• [YOUR OBJECTIVE]:
Each record below should be repeated precisely as written.
═════ SUPPLIED DATA
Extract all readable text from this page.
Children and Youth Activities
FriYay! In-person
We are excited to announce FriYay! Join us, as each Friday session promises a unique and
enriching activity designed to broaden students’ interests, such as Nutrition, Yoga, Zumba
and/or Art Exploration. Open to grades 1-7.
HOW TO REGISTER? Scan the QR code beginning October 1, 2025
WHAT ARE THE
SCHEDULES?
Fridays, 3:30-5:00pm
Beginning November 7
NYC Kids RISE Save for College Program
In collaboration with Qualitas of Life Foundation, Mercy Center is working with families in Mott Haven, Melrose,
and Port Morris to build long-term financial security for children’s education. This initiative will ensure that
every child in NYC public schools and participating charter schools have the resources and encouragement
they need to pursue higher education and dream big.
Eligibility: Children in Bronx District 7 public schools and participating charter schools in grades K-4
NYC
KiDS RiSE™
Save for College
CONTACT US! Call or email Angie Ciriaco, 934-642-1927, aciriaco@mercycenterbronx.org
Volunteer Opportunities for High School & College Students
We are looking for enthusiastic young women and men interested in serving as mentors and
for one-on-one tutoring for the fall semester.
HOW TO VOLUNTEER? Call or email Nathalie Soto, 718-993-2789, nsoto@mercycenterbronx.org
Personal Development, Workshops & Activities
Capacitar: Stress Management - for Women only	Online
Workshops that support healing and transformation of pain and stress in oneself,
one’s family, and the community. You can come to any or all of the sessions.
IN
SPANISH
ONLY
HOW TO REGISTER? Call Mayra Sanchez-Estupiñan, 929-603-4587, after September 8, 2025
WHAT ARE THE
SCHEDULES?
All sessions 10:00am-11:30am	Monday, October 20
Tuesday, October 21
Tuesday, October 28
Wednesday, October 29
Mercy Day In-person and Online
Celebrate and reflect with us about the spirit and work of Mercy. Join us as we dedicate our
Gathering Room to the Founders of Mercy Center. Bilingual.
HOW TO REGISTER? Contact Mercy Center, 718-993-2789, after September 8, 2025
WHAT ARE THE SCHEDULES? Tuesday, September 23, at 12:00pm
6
══════════
• [ANSWER IN FULL]:
Extract all readable text from this page.
Children and Youth Activities
FriYay! In-person
We are excited to announce FriYay! Join us, as each Friday session promises a unique and
enriching activity designed to broaden students’ interests, such as Nutrition, Yoga, Zumba
and/or Art Exploration. Open to grades 1-7.
HOW TO REGISTER? Scan the QR code beginning October 1, 2025
WHAT ARE THE
SCHEDULES?
Fridays, 3:30-5:00pm
Beginning November 7
NYC Kids RISE Save for College Program
In collaboration with Qualitas of Life Foundation, Mercy Center is working with families in Mott Haven, Melrose,
and Port Morris to build long-term financial security for children’s education. This initiative will ensure that
every child in NYC public schools and participating charter schools have the resources and encouragement
they need to pursue higher education and dream big.
Eligibility: Children in Bronx District 7 public schools and participating charter schools in grades K-4
NYC
KiDS RiSE™
Save for College
CONTACT US! Call or email Angie Ciriaco, 934-642-1927, aciriaco@mercycenterbronx.org
Volunteer Opportunities for High School & College Students
We are looking for enthusiastic young women and men interested in serving as mentors and
for one-on-one tutoring for the fall semester.
HOW TO VOLUNTEER? Call or email Nathalie Soto, 718-993-2789, nsoto@mercycenterbronx.org
Personal Development, Workshops & Activities
Capacitar: Stress Management - for Women only	Online
Workshops that support healing and transformation of pain and stress in oneself,
one’s family, and the community. You can come to any or all of the sessions.
IN
SPANISH
ONLY
HOW TO REGISTER? Call Mayra Sanchez-Estupiñan, 929-603-4587, after September 8, 2025
WHAT ARE THE
SCHEDULES?
All sessions 10:00am-11:30am	Monday, October 20
Tuesday, October 21
Tuesday, October 28
Wednesday, October 29
Mercy Day In-person and Online
Celebrate and reflect with us about the spirit and work of Mercy. Join us as we dedicate our
Gathering Room to the Founders of Mercy Center. Bilingual.
HOW TO REGISTER? Contact Mercy Center, 718-993-2789, after September 8, 2025
WHAT ARE THE SCHEDULES? Tuesday, September 23, at 12:00pm
6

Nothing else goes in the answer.